Start of Dataset entries
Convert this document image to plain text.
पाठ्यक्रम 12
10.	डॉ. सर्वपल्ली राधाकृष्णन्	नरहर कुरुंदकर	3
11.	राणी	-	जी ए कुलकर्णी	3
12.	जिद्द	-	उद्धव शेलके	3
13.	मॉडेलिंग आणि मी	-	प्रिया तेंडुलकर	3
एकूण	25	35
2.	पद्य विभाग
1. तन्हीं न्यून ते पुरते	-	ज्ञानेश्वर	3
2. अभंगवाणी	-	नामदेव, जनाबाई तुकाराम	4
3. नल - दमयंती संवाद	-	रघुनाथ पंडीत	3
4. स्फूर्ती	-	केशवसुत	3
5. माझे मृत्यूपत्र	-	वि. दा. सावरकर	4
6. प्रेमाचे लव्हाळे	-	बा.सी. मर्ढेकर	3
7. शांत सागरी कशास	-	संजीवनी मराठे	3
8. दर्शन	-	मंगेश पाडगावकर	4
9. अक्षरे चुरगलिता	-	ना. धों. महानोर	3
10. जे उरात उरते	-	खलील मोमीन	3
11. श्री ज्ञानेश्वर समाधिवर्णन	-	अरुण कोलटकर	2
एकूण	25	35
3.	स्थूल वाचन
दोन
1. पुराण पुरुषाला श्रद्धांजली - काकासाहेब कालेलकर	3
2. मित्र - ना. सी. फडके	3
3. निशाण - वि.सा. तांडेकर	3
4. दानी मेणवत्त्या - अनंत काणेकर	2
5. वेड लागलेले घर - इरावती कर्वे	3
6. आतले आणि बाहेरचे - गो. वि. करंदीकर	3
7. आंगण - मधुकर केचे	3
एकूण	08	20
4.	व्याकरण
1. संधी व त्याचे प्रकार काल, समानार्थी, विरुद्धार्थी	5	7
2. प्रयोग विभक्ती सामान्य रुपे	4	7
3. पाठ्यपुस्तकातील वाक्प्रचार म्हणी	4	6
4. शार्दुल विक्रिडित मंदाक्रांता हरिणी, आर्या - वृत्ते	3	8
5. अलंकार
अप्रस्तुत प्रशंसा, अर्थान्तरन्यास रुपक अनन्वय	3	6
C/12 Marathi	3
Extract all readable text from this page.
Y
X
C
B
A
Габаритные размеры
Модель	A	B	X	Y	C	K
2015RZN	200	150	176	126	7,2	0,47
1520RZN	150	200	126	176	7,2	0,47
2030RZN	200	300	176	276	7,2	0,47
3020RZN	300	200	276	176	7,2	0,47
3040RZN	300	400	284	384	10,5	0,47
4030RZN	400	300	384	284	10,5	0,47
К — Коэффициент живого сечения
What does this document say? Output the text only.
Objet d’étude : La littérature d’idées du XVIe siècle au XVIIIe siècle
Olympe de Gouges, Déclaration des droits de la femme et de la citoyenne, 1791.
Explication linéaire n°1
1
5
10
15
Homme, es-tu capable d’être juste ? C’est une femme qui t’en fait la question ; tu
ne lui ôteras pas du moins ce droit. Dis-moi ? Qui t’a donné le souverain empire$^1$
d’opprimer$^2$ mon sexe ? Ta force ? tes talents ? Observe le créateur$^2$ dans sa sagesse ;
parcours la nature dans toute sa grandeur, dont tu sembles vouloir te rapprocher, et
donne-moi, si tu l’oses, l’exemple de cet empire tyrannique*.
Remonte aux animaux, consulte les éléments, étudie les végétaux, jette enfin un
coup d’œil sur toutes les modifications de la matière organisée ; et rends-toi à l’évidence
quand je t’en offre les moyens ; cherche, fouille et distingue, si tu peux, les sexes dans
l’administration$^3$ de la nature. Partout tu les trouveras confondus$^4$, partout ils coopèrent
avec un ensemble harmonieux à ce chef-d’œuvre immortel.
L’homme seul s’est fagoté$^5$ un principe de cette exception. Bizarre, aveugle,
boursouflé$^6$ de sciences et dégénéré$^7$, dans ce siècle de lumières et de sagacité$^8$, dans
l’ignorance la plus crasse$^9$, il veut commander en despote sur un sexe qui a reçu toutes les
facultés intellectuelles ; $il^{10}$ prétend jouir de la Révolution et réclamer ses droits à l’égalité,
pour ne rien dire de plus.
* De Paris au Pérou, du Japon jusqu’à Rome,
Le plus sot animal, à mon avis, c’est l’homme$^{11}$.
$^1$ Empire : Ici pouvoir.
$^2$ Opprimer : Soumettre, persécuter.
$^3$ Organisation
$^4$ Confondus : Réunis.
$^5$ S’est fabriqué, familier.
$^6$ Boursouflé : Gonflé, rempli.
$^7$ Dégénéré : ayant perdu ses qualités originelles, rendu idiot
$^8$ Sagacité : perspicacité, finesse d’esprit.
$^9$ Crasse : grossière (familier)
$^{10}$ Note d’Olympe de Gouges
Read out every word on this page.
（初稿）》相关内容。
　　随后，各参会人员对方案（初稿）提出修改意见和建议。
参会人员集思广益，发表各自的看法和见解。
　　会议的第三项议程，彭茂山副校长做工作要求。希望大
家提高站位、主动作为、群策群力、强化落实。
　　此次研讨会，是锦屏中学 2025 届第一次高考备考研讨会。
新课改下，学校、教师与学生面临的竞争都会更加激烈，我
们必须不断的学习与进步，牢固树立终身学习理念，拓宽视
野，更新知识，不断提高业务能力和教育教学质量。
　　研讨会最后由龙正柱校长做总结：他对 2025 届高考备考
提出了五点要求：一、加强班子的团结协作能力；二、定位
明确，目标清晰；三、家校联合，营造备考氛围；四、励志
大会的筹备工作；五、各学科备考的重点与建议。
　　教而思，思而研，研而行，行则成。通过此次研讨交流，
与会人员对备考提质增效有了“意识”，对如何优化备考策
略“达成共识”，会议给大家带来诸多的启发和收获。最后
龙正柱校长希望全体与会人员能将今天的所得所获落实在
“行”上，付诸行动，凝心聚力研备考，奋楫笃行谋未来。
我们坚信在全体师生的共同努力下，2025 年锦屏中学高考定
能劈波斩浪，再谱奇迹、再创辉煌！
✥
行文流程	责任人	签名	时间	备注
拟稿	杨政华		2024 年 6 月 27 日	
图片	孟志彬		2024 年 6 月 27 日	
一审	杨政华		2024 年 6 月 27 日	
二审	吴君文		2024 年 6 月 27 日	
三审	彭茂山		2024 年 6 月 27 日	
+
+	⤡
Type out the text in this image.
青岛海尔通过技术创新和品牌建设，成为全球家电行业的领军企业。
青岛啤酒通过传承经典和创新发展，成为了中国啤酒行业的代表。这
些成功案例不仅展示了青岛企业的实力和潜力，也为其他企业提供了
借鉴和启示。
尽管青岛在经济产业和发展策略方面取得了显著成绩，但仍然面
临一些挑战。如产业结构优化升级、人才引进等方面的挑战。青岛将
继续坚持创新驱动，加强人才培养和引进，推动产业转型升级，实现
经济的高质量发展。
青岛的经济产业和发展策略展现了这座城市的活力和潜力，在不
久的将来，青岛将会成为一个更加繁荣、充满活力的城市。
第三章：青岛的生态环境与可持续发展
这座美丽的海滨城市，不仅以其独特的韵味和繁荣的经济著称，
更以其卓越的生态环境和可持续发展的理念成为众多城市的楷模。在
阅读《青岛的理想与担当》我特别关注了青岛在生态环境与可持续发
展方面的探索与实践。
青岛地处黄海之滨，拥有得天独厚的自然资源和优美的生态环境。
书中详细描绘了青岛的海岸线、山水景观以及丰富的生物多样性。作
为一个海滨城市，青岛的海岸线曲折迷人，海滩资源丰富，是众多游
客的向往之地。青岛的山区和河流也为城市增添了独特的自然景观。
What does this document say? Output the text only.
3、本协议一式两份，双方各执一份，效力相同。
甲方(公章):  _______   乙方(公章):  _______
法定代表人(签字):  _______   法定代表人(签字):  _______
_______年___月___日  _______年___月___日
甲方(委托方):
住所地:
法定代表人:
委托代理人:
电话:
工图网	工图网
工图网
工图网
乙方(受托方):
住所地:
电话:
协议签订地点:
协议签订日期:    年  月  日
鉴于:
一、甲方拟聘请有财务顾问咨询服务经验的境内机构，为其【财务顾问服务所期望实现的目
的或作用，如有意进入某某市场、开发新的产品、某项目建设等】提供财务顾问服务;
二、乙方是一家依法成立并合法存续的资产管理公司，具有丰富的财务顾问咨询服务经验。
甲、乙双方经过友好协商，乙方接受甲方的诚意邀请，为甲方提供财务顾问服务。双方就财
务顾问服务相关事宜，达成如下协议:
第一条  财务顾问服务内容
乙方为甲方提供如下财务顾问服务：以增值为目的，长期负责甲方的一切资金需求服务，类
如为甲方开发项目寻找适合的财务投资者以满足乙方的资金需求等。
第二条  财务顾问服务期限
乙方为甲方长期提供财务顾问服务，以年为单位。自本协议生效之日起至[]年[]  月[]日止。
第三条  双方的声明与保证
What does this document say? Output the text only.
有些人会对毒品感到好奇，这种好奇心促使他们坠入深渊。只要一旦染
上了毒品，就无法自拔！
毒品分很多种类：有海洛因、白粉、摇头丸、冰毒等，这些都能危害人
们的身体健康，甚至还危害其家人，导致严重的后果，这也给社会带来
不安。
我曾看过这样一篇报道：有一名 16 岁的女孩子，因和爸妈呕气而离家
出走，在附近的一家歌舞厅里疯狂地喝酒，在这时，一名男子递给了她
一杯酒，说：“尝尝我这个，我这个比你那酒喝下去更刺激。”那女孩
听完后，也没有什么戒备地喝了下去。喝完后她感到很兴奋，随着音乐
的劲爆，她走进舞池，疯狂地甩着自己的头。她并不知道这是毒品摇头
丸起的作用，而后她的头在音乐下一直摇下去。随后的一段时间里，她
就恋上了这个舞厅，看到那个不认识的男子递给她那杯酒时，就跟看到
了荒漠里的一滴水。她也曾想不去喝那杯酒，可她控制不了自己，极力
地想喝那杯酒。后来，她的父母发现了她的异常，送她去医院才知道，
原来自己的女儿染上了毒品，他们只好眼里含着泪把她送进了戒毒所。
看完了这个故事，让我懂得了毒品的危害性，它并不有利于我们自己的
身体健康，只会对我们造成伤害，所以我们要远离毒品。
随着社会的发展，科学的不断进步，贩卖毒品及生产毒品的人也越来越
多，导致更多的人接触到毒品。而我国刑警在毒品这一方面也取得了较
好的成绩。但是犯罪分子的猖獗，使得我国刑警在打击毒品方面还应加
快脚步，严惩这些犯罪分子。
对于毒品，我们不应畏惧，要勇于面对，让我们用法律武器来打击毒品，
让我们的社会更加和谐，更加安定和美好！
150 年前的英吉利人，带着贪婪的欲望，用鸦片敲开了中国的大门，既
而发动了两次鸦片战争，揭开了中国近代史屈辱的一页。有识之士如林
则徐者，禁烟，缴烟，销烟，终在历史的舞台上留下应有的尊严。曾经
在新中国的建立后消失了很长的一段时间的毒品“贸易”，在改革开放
End of Dataset entries
- **Task directions**
Copy out each line that contains the word "this".

- **Response below**
Convert this document image to plain text.
Extract all readable text from this page.
What does this document say? Output the text only.
Read out every word on this page.
Type out the text in this image.
What does this document say? Output the text only.
What does this document say? Output the text only.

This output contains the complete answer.